◆ OBJECTIVE: Copy out all lines that hold "publică".
◇ ◇ ◇ ◇ ◇
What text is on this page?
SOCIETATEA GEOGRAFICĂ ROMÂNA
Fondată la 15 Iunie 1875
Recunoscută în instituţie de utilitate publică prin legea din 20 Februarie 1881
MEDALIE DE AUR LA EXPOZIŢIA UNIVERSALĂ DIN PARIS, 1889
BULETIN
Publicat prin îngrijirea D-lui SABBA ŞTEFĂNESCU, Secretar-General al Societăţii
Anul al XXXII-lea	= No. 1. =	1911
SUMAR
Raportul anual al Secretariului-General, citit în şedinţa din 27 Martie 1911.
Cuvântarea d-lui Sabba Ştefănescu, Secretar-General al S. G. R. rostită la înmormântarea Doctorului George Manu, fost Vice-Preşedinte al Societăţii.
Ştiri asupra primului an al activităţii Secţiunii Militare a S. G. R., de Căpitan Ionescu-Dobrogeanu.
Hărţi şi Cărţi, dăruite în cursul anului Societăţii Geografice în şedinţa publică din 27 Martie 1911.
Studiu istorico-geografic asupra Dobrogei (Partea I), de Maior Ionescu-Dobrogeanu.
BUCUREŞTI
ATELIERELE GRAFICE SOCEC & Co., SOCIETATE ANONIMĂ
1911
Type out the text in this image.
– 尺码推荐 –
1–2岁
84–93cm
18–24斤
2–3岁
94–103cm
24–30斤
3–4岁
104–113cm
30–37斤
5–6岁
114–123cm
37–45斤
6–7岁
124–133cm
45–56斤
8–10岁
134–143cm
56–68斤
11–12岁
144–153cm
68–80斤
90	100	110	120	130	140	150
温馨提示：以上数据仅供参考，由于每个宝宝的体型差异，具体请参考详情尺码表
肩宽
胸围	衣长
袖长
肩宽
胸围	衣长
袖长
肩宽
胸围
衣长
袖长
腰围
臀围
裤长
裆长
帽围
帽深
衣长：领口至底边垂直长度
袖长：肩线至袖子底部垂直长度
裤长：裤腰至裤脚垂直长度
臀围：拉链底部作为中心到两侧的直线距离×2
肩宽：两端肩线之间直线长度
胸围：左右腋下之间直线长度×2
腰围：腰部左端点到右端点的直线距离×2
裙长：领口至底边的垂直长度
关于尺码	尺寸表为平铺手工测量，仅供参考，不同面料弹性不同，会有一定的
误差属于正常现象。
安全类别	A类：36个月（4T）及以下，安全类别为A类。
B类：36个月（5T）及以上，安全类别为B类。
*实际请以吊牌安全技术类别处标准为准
◇ ◇ ◇ ◇ ◇
◆ TASK OUTPUT:
Recunoscută în instituţie de utilitate publică prin legea din 20 Februarie 1881
Hărţi şi Cărţi, dăruite în cursul anului Societăţii Geografice în şedinţa publică din 27 Martie 1911.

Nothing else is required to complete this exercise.